Requirements: Repeat the data word for word. Do not include the pictures.

── Dataset records ──

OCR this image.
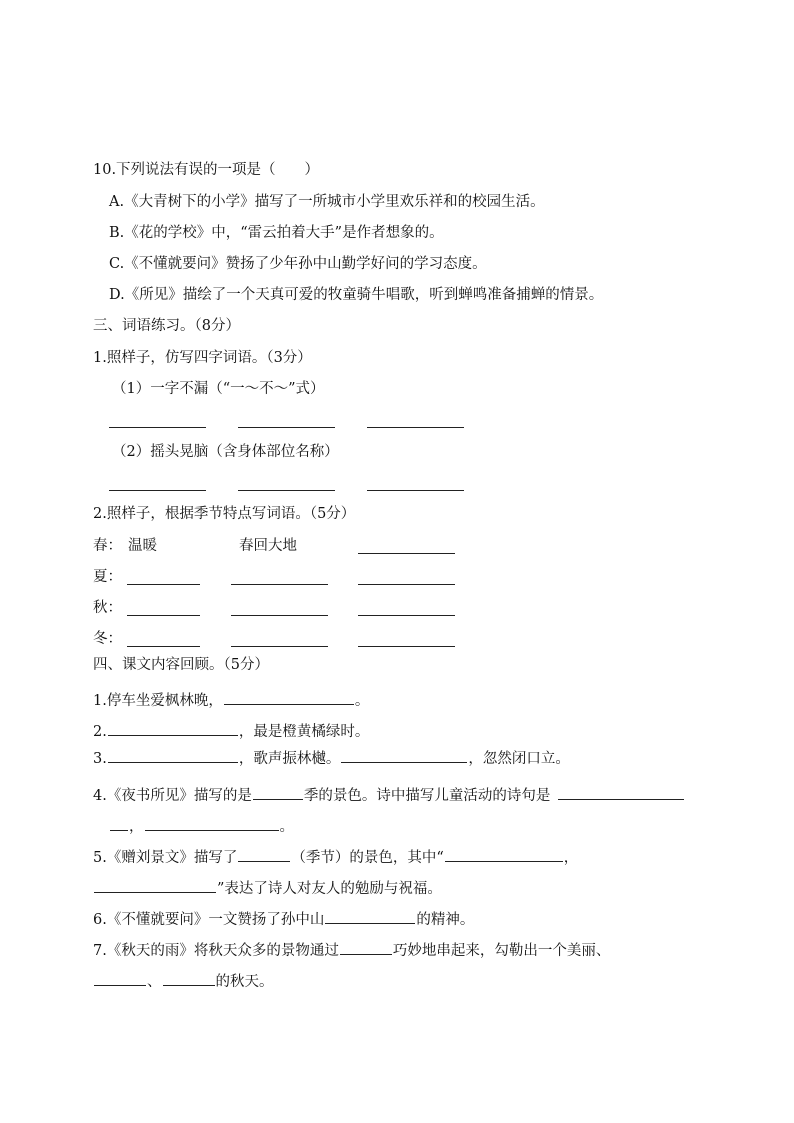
10.下列说法有误的一项是（　　）
A.《大青树下的小学》描写了一所城市小学里欢乐祥和的校园生活。
B.《花的学校》中，“雷云拍着大手”是作者想象的。
C.《不懂就要问》赞扬了少年孙中山勤学好问的学习态度。
D.《所见》描绘了一个天真可爱的牧童骑牛唱歌，听到蝉鸣准备捕蝉的情景。
三、词语练习。（8分）
1.照样子，仿写四字词语。（3分）
（1）一字不漏（“一～不～”式）
（2）摇头晃脑（含身体部位名称）
2.照样子，根据季节特点写词语。（5分）
春： 温暖	春回大地
夏：
秋：
冬：
四、课文内容回顾。（5分）
1.停车坐爱枫林晚，	。
2.	，最是橙黄橘绿时。
3.	，歌声振林樾。	，忽然闭口立。
4.《夜书所见》描写的是	季的景色。诗中描写儿童活动的诗句是
，	。
5.《赠刘景文》描写了	（季节）的景色，其中“	，
”表达了诗人对友人的勉励与祝福。
6.《不懂就要问》一文赞扬了孙中山	的精神。
7.《秋天的雨》将秋天众多的景物通过	巧妙地串起来，勾勒出一个美丽、
、	的秋天。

───

Exercise result:
OCR this image.
10.下列说法有误的一项是（　　）
A.《大青树下的小学》描写了一所城市小学里欢乐祥和的校园生活。
B.《花的学校》中，“雷云拍着大手”是作者想象的。
C.《不懂就要问》赞扬了少年孙中山勤学好问的学习态度。
D.《所见》描绘了一个天真可爱的牧童骑牛唱歌，听到蝉鸣准备捕蝉的情景。
三、词语练习。（8分）
1.照样子，仿写四字词语。（3分）
（1）一字不漏（“一～不～”式）
（2）摇头晃脑（含身体部位名称）
2.照样子，根据季节特点写词语。（5分）
春： 温暖	春回大地
夏：
秋：
冬：
四、课文内容回顾。（5分）
1.停车坐爱枫林晚，	。
2.	，最是橙黄橘绿时。
3.	，歌声振林樾。	，忽然闭口立。
4.《夜书所见》描写的是	季的景色。诗中描写儿童活动的诗句是
，	。
5.《赠刘景文》描写了	（季节）的景色，其中“	，
”表达了诗人对友人的勉励与祝福。
6.《不懂就要问》一文赞扬了孙中山	的精神。
7.《秋天的雨》将秋天众多的景物通过	巧妙地串起来，勾勒出一个美丽、
、	的秋天。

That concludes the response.